■ Written exercise
Scan the data below for the string "coordinate". Show every line where it turns up.

■ Provided data
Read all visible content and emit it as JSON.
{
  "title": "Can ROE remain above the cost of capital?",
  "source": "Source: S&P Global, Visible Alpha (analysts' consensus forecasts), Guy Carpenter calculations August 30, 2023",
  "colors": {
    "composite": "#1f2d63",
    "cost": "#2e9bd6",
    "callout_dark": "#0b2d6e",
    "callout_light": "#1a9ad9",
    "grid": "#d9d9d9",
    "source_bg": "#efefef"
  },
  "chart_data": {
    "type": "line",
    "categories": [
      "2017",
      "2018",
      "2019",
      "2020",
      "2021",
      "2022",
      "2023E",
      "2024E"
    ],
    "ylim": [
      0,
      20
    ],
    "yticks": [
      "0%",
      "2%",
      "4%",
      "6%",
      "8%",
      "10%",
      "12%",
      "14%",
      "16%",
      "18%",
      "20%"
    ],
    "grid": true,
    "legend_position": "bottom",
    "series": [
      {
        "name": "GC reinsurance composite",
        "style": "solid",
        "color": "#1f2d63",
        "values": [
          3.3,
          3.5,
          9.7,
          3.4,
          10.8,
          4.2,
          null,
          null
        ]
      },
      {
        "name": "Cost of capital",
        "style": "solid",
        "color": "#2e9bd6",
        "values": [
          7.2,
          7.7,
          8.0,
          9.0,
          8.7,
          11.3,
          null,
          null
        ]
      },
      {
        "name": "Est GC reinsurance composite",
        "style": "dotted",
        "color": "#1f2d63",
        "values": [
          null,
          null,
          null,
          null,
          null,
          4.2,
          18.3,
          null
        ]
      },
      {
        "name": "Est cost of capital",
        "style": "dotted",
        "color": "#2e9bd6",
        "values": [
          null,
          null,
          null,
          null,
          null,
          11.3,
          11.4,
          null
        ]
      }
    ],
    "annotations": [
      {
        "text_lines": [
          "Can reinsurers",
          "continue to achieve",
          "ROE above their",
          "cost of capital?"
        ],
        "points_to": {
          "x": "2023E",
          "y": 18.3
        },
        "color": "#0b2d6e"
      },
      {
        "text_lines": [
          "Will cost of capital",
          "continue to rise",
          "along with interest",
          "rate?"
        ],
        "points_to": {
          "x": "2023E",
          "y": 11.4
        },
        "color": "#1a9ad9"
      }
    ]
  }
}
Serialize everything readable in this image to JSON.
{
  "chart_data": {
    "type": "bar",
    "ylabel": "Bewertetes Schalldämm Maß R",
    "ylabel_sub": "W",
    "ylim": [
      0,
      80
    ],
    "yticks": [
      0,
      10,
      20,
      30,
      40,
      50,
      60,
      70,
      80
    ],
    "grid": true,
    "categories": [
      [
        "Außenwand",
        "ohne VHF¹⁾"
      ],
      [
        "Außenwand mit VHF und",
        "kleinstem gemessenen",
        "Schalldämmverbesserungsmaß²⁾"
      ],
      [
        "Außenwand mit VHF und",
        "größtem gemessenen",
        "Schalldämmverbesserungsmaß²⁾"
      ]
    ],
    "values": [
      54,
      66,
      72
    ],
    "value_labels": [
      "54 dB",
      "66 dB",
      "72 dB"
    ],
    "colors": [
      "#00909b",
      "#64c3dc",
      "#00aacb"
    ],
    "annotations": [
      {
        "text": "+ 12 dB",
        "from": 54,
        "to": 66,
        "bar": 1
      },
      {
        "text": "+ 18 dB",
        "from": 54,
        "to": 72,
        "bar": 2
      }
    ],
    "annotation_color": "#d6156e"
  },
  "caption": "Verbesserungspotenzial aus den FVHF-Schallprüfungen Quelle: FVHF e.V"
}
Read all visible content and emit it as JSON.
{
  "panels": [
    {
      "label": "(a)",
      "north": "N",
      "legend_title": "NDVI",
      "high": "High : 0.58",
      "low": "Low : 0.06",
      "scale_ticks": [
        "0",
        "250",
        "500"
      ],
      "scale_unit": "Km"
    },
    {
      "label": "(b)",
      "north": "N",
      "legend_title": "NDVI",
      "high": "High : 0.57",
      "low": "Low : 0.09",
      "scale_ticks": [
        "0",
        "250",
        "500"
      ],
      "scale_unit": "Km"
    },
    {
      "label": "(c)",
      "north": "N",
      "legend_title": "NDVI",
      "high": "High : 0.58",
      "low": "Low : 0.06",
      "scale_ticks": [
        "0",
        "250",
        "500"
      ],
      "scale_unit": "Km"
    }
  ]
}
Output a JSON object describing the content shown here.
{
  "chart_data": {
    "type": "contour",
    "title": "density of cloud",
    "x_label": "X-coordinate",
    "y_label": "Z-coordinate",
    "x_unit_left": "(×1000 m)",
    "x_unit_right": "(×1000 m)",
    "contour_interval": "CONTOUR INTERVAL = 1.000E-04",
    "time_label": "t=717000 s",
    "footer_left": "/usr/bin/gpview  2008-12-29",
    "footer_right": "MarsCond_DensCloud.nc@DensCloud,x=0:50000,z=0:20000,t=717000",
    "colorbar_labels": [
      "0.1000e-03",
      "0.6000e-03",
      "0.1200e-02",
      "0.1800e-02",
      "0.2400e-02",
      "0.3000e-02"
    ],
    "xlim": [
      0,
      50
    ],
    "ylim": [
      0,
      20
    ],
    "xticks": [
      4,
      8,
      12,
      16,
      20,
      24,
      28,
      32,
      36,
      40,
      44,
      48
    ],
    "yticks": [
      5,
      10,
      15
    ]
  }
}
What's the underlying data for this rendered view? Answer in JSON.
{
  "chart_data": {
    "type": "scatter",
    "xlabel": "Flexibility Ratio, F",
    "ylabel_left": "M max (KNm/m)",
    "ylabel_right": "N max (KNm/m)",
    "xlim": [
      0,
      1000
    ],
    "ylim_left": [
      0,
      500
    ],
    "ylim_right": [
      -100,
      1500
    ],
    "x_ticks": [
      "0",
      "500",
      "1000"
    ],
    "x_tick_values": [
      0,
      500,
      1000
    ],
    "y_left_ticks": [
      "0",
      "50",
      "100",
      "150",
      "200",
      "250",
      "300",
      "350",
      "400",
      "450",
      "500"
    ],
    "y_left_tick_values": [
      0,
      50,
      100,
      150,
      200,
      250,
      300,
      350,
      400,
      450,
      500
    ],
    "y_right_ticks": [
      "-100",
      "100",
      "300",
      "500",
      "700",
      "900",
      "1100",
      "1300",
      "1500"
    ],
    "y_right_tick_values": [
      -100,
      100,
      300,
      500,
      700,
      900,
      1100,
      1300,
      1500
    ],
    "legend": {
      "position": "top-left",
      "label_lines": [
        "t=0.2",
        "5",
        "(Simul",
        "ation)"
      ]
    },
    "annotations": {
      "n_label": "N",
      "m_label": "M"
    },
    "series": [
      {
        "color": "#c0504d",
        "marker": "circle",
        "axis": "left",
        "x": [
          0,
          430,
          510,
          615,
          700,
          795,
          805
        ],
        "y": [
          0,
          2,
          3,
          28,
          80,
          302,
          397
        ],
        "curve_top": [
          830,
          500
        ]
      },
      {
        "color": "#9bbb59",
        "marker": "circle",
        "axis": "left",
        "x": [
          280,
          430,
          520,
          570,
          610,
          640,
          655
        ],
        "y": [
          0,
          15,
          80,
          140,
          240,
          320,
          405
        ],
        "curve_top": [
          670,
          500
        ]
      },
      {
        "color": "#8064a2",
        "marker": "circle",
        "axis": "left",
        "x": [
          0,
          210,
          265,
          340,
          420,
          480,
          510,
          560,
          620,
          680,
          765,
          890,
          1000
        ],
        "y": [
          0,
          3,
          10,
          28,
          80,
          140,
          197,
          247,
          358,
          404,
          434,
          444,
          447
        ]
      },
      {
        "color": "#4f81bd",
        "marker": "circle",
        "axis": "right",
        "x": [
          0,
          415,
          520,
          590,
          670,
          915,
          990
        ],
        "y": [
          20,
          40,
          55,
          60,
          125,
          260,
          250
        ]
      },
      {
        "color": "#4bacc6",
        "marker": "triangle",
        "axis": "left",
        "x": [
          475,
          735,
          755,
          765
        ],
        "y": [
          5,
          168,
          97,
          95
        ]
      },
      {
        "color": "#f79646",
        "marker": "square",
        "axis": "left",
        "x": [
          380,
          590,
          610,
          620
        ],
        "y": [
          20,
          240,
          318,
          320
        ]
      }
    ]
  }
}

■ Full answer
    "x_label": "X-coordinate",
    "y_label": "Z-coordinate",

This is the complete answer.